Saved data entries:

* Start *

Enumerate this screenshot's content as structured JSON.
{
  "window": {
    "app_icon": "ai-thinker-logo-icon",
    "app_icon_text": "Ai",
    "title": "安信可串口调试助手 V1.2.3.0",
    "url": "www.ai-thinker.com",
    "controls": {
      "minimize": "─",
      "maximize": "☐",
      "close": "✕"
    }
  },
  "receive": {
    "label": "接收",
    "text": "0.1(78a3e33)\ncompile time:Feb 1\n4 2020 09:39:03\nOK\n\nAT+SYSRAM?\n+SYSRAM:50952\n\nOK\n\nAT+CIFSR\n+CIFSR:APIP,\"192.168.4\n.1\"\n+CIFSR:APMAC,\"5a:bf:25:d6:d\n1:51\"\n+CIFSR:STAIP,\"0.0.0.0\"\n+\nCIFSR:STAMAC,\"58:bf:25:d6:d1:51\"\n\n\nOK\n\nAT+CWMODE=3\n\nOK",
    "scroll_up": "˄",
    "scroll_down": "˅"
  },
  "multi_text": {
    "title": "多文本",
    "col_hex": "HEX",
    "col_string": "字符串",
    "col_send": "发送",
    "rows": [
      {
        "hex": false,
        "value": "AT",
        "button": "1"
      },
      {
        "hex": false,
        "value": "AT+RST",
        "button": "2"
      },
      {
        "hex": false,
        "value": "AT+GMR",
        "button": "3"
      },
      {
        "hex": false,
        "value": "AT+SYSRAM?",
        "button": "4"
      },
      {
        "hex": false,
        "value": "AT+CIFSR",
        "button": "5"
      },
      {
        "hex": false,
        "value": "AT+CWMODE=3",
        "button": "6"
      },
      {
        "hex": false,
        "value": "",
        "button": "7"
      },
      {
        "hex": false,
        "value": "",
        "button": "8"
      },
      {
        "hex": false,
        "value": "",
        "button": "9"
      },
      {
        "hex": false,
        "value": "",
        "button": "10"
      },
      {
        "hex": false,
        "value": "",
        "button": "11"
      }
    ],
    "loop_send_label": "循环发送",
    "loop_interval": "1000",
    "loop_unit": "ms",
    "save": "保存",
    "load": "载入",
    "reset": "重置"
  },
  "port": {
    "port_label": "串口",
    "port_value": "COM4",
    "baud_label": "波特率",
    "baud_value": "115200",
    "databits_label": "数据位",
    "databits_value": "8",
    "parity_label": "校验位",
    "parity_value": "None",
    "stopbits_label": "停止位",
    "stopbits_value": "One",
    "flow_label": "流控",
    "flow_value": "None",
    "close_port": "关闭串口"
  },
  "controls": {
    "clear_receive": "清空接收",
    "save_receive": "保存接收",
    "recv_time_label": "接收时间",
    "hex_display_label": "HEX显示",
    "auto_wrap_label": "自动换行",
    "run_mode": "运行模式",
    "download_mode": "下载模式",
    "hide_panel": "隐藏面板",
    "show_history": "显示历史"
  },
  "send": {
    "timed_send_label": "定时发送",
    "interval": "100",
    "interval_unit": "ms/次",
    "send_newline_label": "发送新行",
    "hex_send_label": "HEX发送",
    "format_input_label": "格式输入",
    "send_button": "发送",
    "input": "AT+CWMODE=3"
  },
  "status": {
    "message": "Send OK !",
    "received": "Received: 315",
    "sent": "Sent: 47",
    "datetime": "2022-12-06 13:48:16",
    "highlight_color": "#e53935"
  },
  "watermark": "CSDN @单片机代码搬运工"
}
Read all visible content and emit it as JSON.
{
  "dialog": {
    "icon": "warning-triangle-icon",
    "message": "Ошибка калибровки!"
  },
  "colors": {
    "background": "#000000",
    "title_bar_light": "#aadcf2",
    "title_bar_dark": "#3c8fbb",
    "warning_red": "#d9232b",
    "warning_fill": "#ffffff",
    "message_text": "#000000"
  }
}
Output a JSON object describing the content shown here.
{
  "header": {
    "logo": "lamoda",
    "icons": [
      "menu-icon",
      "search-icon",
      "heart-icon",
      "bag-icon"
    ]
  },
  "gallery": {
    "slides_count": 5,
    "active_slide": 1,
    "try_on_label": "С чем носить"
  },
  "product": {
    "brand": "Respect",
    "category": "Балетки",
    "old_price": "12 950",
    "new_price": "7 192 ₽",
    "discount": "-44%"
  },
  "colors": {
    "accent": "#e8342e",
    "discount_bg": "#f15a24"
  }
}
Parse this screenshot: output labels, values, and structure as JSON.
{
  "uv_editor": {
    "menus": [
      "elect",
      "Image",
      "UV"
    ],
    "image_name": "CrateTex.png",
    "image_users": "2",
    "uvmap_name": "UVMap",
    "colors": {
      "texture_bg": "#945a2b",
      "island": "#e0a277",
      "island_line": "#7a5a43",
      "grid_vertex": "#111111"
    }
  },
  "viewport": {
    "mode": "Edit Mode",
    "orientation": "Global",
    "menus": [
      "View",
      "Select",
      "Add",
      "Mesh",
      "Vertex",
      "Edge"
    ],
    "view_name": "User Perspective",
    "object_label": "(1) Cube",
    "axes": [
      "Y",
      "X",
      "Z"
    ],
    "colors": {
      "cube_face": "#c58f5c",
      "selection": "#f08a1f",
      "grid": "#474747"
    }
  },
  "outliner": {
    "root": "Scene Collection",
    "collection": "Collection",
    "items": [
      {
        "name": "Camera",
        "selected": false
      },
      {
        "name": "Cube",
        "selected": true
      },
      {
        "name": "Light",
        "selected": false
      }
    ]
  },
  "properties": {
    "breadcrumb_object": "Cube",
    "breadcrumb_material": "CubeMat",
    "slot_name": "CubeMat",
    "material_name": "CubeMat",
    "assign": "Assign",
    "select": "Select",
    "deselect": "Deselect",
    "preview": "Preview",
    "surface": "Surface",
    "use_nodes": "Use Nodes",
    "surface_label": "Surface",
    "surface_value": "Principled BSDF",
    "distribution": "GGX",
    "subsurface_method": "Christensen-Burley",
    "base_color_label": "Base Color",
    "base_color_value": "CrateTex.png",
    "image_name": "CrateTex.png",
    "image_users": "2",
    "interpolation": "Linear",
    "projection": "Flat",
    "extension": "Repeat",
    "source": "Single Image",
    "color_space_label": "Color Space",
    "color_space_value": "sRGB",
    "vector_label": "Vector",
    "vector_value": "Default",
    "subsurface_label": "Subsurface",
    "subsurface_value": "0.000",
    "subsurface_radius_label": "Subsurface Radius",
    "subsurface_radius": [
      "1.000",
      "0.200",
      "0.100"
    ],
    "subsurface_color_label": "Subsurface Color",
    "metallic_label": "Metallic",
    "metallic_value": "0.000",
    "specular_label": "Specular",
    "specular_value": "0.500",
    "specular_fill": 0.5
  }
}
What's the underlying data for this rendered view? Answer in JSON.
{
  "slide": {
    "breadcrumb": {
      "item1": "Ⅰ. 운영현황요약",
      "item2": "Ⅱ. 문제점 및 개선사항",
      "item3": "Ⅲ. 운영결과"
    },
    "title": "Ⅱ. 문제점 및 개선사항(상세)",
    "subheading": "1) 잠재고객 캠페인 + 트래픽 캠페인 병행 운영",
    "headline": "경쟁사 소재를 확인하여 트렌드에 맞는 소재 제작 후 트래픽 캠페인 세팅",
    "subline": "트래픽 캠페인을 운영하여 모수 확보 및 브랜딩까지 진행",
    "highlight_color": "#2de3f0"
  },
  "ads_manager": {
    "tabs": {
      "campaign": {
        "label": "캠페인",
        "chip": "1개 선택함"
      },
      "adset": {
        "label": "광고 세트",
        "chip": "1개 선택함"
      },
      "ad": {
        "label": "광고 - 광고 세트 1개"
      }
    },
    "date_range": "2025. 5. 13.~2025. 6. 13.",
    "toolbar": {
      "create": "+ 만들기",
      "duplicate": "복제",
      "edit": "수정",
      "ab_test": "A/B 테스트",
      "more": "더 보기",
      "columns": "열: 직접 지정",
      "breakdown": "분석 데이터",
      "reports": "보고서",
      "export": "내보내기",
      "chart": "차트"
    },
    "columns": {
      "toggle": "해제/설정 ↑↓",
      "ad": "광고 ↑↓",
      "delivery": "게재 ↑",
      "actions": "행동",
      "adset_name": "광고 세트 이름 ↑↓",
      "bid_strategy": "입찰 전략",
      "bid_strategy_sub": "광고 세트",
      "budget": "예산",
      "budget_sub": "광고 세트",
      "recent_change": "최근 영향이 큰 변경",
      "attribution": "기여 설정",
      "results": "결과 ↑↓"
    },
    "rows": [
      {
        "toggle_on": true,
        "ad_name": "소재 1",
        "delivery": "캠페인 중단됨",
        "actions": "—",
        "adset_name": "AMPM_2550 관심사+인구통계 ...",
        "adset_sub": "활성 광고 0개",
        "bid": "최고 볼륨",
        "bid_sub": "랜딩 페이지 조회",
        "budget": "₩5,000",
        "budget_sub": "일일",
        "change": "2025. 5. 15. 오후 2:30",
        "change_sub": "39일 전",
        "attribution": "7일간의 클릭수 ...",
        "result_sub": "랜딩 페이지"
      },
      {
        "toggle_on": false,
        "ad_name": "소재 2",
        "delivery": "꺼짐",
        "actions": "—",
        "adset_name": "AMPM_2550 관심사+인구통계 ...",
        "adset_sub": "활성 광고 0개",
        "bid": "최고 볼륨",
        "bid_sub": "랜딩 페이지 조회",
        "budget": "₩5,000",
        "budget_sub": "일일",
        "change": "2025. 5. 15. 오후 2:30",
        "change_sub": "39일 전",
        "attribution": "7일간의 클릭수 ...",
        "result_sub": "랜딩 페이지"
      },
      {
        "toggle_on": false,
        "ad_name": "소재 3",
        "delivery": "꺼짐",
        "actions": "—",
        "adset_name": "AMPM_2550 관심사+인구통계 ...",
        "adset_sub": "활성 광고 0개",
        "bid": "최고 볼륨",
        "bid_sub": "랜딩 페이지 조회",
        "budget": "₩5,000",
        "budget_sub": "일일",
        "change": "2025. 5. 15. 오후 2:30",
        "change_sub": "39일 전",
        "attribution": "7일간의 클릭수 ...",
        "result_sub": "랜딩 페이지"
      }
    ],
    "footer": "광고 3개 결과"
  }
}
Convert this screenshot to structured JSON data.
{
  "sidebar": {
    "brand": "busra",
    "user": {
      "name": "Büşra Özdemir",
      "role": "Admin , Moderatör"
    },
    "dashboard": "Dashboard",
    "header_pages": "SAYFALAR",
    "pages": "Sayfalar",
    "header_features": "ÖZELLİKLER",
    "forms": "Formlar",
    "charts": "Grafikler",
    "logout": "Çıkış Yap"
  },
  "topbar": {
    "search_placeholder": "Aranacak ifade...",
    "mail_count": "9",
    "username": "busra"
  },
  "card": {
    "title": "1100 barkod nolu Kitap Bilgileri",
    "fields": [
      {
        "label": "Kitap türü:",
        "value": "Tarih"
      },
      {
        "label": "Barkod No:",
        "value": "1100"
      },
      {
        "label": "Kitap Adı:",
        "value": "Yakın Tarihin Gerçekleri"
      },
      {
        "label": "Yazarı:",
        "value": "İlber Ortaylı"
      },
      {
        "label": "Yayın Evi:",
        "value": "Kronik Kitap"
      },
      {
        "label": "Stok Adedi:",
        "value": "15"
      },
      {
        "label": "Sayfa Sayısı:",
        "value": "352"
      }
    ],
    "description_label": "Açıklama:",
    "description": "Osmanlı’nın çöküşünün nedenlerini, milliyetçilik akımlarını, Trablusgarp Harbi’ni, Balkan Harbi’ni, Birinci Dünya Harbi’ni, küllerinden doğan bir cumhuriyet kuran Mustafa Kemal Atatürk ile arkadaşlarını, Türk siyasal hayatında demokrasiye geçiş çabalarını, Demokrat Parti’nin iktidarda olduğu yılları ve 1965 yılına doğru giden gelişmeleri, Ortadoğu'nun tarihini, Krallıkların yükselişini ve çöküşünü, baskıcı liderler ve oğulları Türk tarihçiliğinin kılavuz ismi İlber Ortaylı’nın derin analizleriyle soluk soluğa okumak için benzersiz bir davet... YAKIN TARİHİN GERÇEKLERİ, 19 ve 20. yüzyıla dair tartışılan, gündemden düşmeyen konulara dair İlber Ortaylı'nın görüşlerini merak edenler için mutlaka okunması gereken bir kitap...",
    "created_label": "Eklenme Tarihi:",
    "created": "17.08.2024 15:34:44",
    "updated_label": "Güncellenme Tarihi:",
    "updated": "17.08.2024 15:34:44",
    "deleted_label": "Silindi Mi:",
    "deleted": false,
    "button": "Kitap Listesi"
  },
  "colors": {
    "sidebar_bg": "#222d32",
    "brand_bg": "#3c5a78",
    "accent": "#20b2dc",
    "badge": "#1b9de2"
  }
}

* End *

Work instructions:
Return all lines containing "Collection".

Solution:
    "root": "Scene Collection",
    "collection": "Collection",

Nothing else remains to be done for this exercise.